── ИСХОДНЫЙ ТЕКСТ ──

Кит Ричардс. Горя на мостах в Вавилон

“Musician”, ноябрь 1997

Роберт Дазчук

Бывали такие времена, когда каждый новый альбом Роллинг Стоунз был событием: наверное, не таким уж эпохальным, как что-то от Битлз или Дилана, но тем не менее «верстовым камнем». Те дни в прошлом, и наверное, это тоже неплохо. Вся эта глупость в плане позировать в женской одежде и писать на стены, в то время как это не отвлекает от музыки, не особо способствовало усилению нашего уважения к тем парням сегодня. Хотя Стоунз — больше не застрельщики эрзац-революции или диско-шика. С прошествием лет они меняли кожу слой за слоем, облегчая свою ношу, и наконец, освободив себя, чтобы стать теми, кем они были когда-то: группой друзей, которые спорят, сталкиваются лбами, пререкаются и как-то при этом собираются вместе, чтобы играть концерты и записывать кое-какие треки. Другими словами, рок-н-ролльная группа. Или, на этой стадии, Рок-н-ролльная группа  — реальный прототип. Они предшествовали каждому в этой эре самодовлеющих групп, за исключением Битлз, и вот они вышли из окоп, также как и мы, все остальные,  втянутые в эту жизнь с въевшейся грязью и славой. Но где каждый другой из той эры в итоге затерялся, или распался, или сдался в игре, Стоунз остались с этим. Возраст, тюрьма, даже смерть не остановили их.

Теперь, с выпуском их тридцатого (в зависимости от того, как вы его посчитаете) альбома “Bridges To Babylon”, они предлагают нам то, что должно быть их сильнейшим диском со времен “Tattoo You”. Если они на самом деле и движутся вниз по наклонной, то подбирают по дороге нужный момент: судя по 8-ми трекам, что мы послушали перед нашим интервью, они по-прежнему находят офигенный «хук», но также они пишут более глубокие песни, чем обычно за довольно долгий срок.

И они также служат нам службу, адресуя проблему, с которой однажды можем столкнуться и мы: в силах ли мы продолжать играть музыку, которую любим, будучи вот такими же старыми, как скажем, наши отцы ? Или наши деды ? Если это могут Стоунз, то это дает нам надежду, как когда-то, не так уж давно, давал рок-н-ролл.

───
── ФРАГМЕНТ ДАННЫХ ──

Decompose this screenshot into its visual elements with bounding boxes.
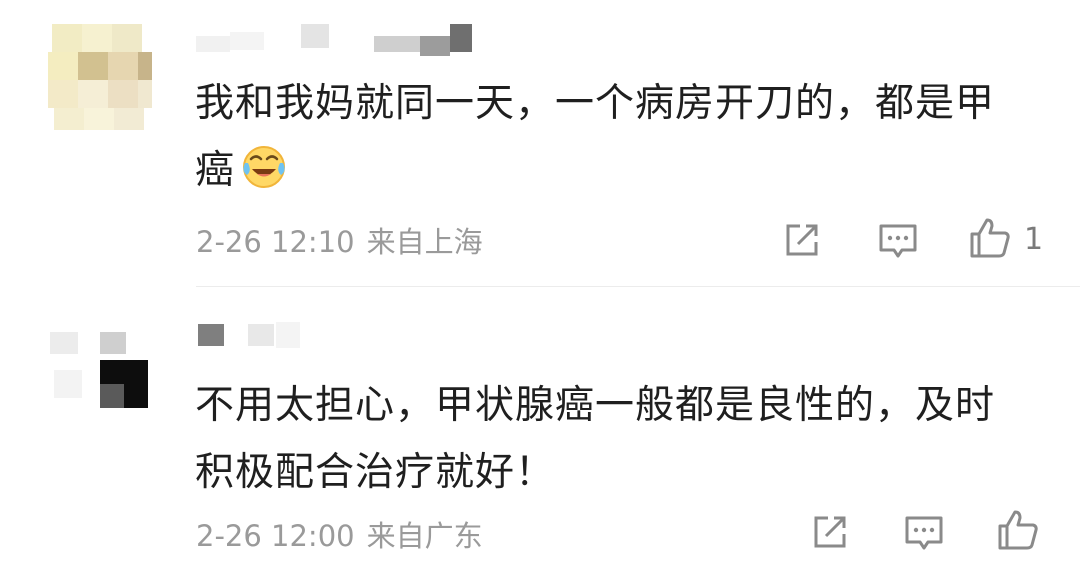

───

Отредактируйте отрывок статьи о Роллинг Стоунз от «И они также» до «давно, давал рок-н-ролл.»: поставьте «прадеды» вместо «деды».

И они также служат нам службу, адресуя проблему, с которой однажды можем столкнуться и мы: в силах ли мы продолжать играть музыку, которую любим, будучи вот такими же старыми, как скажем, наши отцы ? Или наши прадеды ? Если это могут Стоунз, то это дает нам надежду, как когда-то, не так уж давно, давал рок-н-ролл.